What you have to do:
From the listing below, count the lines where the string "предметной" occurs. Give the number, with no other words.

Information given:

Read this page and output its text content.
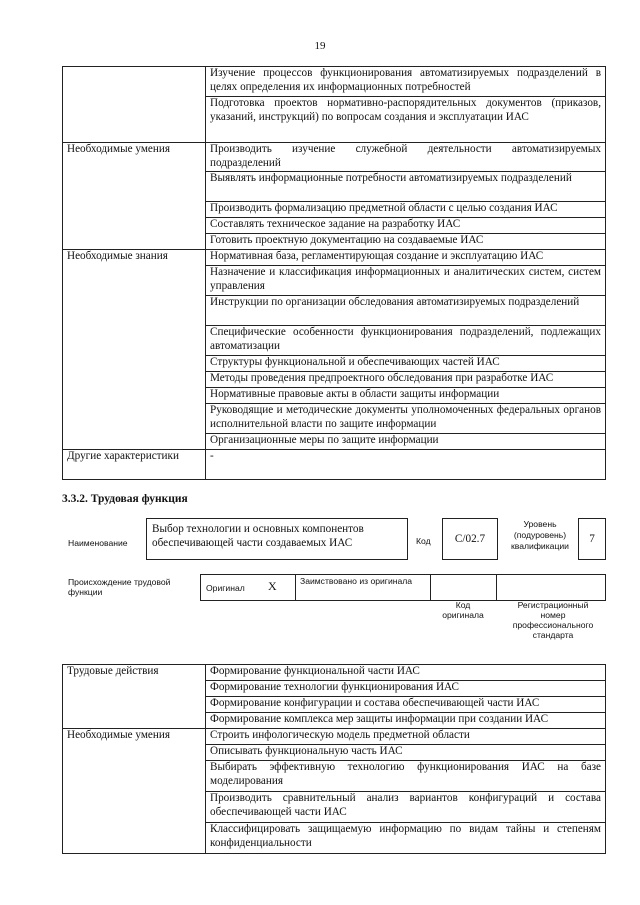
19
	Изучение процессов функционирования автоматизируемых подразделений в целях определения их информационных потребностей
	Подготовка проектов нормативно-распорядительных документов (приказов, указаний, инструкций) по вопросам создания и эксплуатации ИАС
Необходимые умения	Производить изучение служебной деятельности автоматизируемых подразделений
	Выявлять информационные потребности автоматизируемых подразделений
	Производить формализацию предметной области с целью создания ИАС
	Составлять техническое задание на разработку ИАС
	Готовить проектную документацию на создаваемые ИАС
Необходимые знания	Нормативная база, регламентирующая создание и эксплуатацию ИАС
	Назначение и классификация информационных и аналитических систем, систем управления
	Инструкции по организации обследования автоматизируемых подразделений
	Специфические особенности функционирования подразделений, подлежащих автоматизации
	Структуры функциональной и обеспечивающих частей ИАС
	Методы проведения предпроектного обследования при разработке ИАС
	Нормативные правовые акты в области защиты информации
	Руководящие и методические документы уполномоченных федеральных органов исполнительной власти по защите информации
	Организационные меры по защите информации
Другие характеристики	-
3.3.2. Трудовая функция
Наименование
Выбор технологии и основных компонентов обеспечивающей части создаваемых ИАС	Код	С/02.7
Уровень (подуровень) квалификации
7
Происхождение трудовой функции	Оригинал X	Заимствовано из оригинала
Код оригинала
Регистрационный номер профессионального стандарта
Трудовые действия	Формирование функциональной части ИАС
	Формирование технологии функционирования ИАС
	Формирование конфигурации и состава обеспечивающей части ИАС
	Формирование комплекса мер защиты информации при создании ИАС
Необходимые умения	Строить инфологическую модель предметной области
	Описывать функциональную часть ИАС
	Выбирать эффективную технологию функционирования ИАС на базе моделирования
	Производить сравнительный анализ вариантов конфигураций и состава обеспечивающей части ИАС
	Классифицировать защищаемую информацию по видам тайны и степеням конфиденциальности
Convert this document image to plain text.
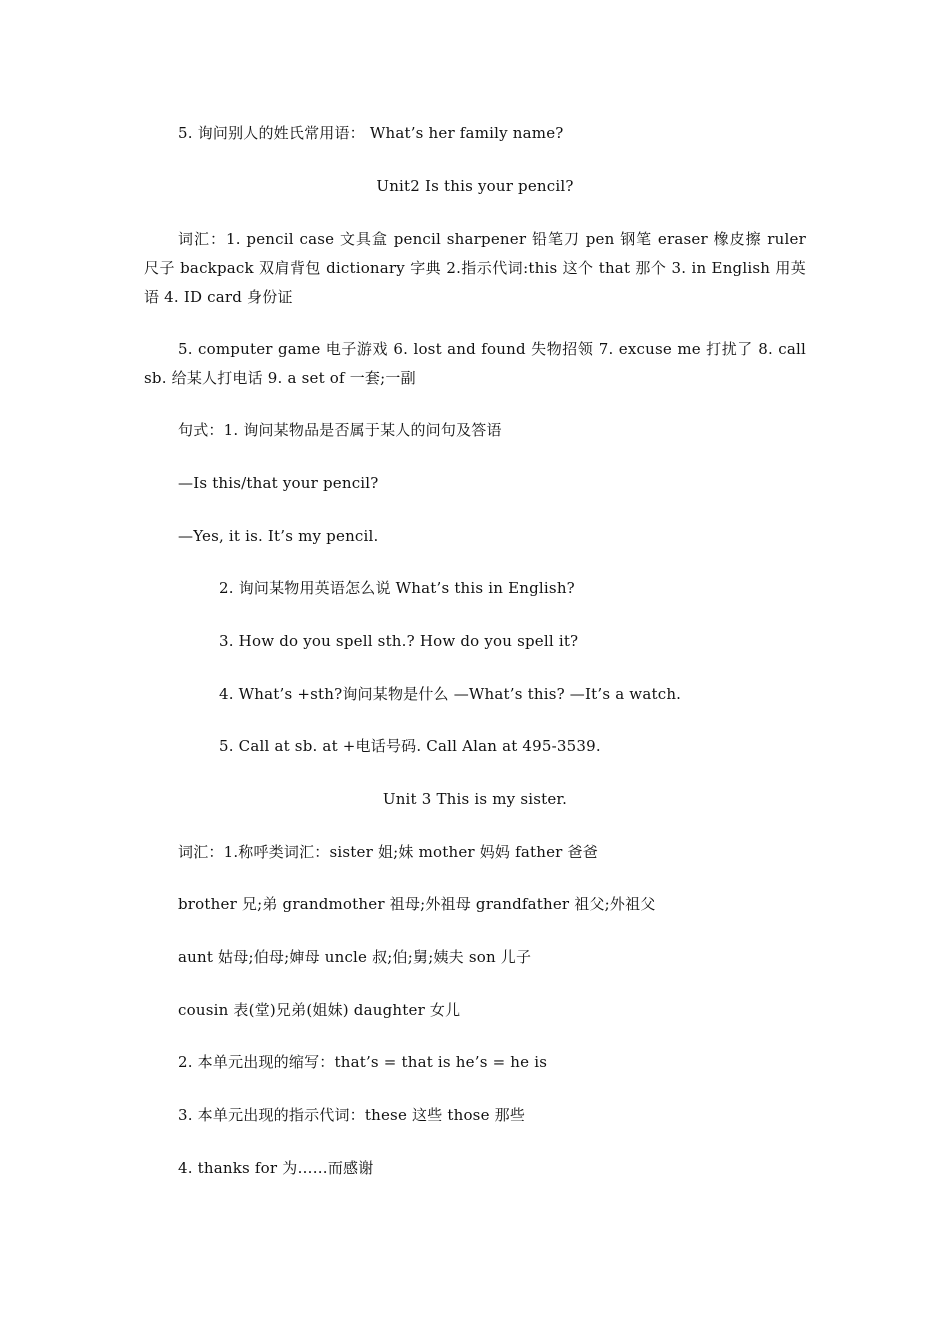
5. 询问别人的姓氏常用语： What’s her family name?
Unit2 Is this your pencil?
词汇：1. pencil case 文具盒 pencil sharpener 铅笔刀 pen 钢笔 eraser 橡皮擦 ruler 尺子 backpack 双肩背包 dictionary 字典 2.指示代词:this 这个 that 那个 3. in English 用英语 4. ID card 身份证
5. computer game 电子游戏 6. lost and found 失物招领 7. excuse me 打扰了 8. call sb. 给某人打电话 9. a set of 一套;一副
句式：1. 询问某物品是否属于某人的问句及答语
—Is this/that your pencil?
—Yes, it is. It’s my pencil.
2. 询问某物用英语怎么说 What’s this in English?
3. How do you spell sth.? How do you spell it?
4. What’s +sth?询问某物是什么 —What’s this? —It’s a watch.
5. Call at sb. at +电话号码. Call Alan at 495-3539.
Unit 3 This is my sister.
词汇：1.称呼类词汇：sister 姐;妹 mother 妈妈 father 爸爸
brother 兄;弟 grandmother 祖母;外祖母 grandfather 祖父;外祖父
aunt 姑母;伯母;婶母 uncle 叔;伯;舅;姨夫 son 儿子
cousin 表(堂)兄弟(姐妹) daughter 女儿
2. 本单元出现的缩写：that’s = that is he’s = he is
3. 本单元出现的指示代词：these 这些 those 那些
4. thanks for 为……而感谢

Problem solution:
2